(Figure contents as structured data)
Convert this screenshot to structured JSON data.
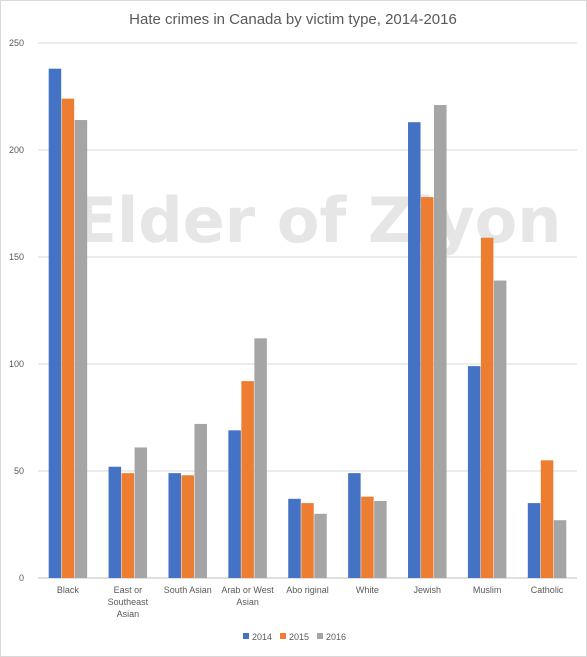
{
  "chart_data": {
    "type": "bar",
    "title": "Hate crimes in Canada by victim type, 2014-2016",
    "watermark": "Elder of Ziyon",
    "categories": [
      [
        "Black"
      ],
      [
        "East or",
        "Southeast",
        "Asian"
      ],
      [
        "South Asian"
      ],
      [
        "Arab or West",
        "Asian"
      ],
      [
        "Abo riginal"
      ],
      [
        "White"
      ],
      [
        "Jewish"
      ],
      [
        "Muslim"
      ],
      [
        "Catholic"
      ]
    ],
    "series": [
      {
        "name": "2014",
        "color": "#4472c4",
        "values": [
          238,
          52,
          49,
          69,
          37,
          49,
          213,
          99,
          35
        ]
      },
      {
        "name": "2015",
        "color": "#ed7d31",
        "values": [
          224,
          49,
          48,
          92,
          35,
          38,
          178,
          159,
          55
        ]
      },
      {
        "name": "2016",
        "color": "#a5a5a5",
        "values": [
          214,
          61,
          72,
          112,
          30,
          36,
          221,
          139,
          27
        ]
      }
    ],
    "ylim": [
      0,
      250
    ],
    "yticks": [
      "0",
      "50",
      "100",
      "150",
      "200",
      "250"
    ],
    "xlabel": "",
    "ylabel": "",
    "grid": true,
    "legend_position": "bottom"
  }
}
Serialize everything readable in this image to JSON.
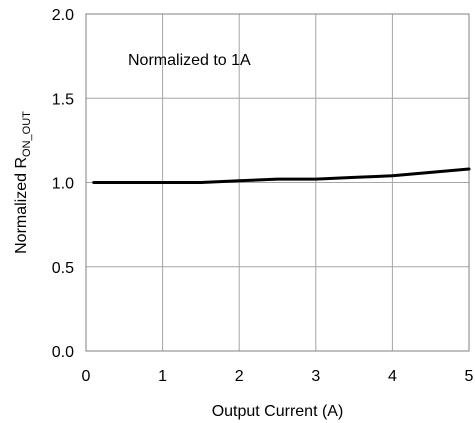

◆ YOUR TASK: Work out the number of lines above that include the string "type" and write only that number.

◆ EXERCISE RESULT: 2